### TASK BRIEF
Rewrite the data below with each "x-tick-label" changed to "axis-label". Leave everything else as it is.

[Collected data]
------------------------------------------------------------------------

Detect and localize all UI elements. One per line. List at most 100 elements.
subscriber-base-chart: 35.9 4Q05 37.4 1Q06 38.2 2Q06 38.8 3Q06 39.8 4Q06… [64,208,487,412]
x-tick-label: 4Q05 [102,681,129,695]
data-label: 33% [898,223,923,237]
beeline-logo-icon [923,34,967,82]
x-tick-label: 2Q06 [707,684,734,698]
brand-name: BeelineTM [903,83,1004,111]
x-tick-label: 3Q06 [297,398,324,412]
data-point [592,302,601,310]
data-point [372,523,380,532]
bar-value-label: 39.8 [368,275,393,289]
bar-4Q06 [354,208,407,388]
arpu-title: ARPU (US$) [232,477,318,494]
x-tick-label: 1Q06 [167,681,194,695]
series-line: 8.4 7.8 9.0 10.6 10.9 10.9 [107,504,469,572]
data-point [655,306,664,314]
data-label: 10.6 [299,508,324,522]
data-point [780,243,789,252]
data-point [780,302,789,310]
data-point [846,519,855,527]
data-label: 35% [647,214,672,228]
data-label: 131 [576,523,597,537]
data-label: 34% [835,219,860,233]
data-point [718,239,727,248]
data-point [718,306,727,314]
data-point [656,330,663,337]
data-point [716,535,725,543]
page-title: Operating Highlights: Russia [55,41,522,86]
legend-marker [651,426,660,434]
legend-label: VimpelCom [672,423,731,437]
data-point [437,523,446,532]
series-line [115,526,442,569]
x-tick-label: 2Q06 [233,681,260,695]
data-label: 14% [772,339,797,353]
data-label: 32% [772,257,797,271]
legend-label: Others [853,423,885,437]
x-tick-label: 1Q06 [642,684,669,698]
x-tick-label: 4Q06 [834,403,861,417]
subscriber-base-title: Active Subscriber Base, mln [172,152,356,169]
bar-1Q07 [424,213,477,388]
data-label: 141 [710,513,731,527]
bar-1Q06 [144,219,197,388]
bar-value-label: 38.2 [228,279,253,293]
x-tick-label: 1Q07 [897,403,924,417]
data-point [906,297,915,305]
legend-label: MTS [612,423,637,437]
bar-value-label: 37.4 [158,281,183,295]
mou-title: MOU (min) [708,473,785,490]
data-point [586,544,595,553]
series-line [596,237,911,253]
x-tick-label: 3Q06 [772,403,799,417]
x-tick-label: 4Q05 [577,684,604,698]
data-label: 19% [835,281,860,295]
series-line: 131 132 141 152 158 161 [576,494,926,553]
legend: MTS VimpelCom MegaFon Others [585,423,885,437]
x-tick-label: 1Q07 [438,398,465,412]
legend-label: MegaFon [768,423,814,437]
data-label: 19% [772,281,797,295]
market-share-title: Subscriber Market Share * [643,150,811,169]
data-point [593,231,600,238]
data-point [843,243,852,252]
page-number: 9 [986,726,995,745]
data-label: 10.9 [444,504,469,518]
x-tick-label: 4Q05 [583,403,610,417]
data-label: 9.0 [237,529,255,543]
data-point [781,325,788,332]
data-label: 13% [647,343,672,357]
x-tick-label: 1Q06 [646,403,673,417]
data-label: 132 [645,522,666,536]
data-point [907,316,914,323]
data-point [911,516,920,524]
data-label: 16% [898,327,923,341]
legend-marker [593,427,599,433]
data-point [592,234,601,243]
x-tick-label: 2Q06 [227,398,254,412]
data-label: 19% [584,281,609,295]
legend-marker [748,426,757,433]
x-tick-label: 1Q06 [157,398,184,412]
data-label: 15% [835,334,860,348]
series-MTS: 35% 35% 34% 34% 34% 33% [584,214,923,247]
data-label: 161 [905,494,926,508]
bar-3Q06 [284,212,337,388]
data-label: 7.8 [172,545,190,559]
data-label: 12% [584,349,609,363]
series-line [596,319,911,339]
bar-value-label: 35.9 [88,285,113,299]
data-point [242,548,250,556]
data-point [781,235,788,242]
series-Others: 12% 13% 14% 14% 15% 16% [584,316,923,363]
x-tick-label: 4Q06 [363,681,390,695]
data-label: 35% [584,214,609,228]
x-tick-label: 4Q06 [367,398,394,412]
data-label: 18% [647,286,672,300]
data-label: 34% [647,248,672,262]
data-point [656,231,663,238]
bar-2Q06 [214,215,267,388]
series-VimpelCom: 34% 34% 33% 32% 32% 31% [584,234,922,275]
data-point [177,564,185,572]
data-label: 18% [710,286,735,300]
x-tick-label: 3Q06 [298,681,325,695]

------------------------------------------------------------------------

### OUTPUT OF THE TASK
Detect and localize all UI elements. One per line. List at most 100 elements.
subscriber-base-chart: 35.9 4Q05 37.4 1Q06 38.2 2Q06 38.8 3Q06 39.8 4Q06… [64,208,487,412]
axis-label: 4Q05 [102,681,129,695]
data-label: 33% [898,223,923,237]
beeline-logo-icon [923,34,967,82]
axis-label: 2Q06 [707,684,734,698]
brand-name: BeelineTM [903,83,1004,111]
axis-label: 3Q06 [297,398,324,412]
data-point [592,302,601,310]
data-point [372,523,380,532]
bar-value-label: 39.8 [368,275,393,289]
bar-4Q06 [354,208,407,388]
arpu-title: ARPU (US$) [232,477,318,494]
axis-label: 1Q06 [167,681,194,695]
series-line: 8.4 7.8 9.0 10.6 10.9 10.9 [107,504,469,572]
data-point [655,306,664,314]
data-label: 10.6 [299,508,324,522]
data-point [780,243,789,252]
data-point [780,302,789,310]
data-point [846,519,855,527]
data-label: 35% [647,214,672,228]
data-label: 131 [576,523,597,537]
data-label: 34% [835,219,860,233]
data-point [718,239,727,248]
data-point [718,306,727,314]
data-point [656,330,663,337]
data-point [716,535,725,543]
page-title: Operating Highlights: Russia [55,41,522,86]
legend-marker [651,426,660,434]
legend-label: VimpelCom [672,423,731,437]
data-point [437,523,446,532]
series-line [115,526,442,569]
axis-label: 2Q06 [233,681,260,695]
data-label: 14% [772,339,797,353]
data-label: 32% [772,257,797,271]
legend-label: Others [853,423,885,437]
axis-label: 1Q06 [642,684,669,698]
axis-label: 4Q06 [834,403,861,417]
subscriber-base-title: Active Subscriber Base, mln [172,152,356,169]
bar-1Q07 [424,213,477,388]
data-label: 141 [710,513,731,527]
bar-1Q06 [144,219,197,388]
bar-value-label: 38.2 [228,279,253,293]
axis-label: 1Q07 [897,403,924,417]
data-point [906,297,915,305]
legend-label: MTS [612,423,637,437]
bar-value-label: 37.4 [158,281,183,295]
mou-title: MOU (min) [708,473,785,490]
data-point [586,544,595,553]
series-line [596,237,911,253]
axis-label: 3Q06 [772,403,799,417]
axis-label: 4Q05 [577,684,604,698]
data-label: 19% [835,281,860,295]
series-line: 131 132 141 152 158 161 [576,494,926,553]
legend: MTS VimpelCom MegaFon Others [585,423,885,437]
axis-label: 1Q07 [438,398,465,412]
legend-label: MegaFon [768,423,814,437]
data-label: 19% [772,281,797,295]
market-share-title: Subscriber Market Share * [643,150,811,169]
data-point [593,231,600,238]
data-point [843,243,852,252]
page-number: 9 [986,726,995,745]
data-label: 10.9 [444,504,469,518]
axis-label: 4Q05 [583,403,610,417]
data-label: 9.0 [237,529,255,543]
data-point [781,325,788,332]
data-label: 13% [647,343,672,357]
axis-label: 1Q06 [646,403,673,417]
data-label: 132 [645,522,666,536]
data-point [907,316,914,323]
data-point [911,516,920,524]
data-label: 16% [898,327,923,341]
legend-marker [593,427,599,433]
data-point [592,234,601,243]
axis-label: 2Q06 [227,398,254,412]
data-label: 19% [584,281,609,295]
legend-marker [748,426,757,433]
axis-label: 1Q06 [157,398,184,412]
data-label: 15% [835,334,860,348]
series-MTS: 35% 35% 34% 34% 34% 33% [584,214,923,247]
data-label: 161 [905,494,926,508]
bar-3Q06 [284,212,337,388]
data-label: 7.8 [172,545,190,559]
data-label: 12% [584,349,609,363]
series-line [596,319,911,339]
bar-value-label: 35.9 [88,285,113,299]
data-point [242,548,250,556]
data-point [781,235,788,242]
series-Others: 12% 13% 14% 14% 15% 16% [584,316,923,363]
axis-label: 4Q06 [363,681,390,695]
data-label: 35% [584,214,609,228]
axis-label: 4Q06 [367,398,394,412]
data-label: 18% [647,286,672,300]
data-label: 34% [647,248,672,262]
data-point [656,231,663,238]
bar-2Q06 [214,215,267,388]
series-VimpelCom: 34% 34% 33% 32% 32% 31% [584,234,922,275]
data-point [177,564,185,572]
data-label: 18% [710,286,735,300]
axis-label: 3Q06 [298,681,325,695]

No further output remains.